(Exercise objective)
Write the data out again in full, with no departure from the original.

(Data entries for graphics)

---

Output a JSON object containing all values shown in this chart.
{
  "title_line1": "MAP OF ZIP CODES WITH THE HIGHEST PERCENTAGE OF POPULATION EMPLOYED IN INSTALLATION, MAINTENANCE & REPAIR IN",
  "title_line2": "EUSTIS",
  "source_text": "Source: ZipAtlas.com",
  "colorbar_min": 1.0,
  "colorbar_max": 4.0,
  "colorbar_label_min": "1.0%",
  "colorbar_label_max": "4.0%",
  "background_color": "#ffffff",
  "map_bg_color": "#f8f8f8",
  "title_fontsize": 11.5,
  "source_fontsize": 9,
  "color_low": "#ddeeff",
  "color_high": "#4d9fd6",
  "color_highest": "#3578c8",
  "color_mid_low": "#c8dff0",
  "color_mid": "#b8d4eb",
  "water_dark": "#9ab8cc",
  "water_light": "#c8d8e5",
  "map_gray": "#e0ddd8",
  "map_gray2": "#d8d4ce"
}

---

(The solution)
Output a JSON object containing all values shown in this chart.
{
  "title_line1": "MAP OF ZIP CODES WITH THE HIGHEST PERCENTAGE OF POPULATION EMPLOYED IN INSTALLATION, MAINTENANCE & REPAIR IN",
  "title_line2": "EUSTIS",
  "source_text": "Source: ZipAtlas.com",
  "colorbar_min": 1.0,
  "colorbar_max": 4.0,
  "colorbar_label_min": "1.0%",
  "colorbar_label_max": "4.0%",
  "background_color": "#ffffff",
  "map_bg_color": "#f8f8f8",
  "title_fontsize": 11.5,
  "source_fontsize": 9,
  "color_low": "#ddeeff",
  "color_high": "#4d9fd6",
  "color_highest": "#3578c8",
  "color_mid_low": "#c8dff0",
  "color_mid": "#b8d4eb",
  "water_dark": "#9ab8cc",
  "water_light": "#c8d8e5",
  "map_gray": "#e0ddd8",
  "map_gray2": "#d8d4ce"
}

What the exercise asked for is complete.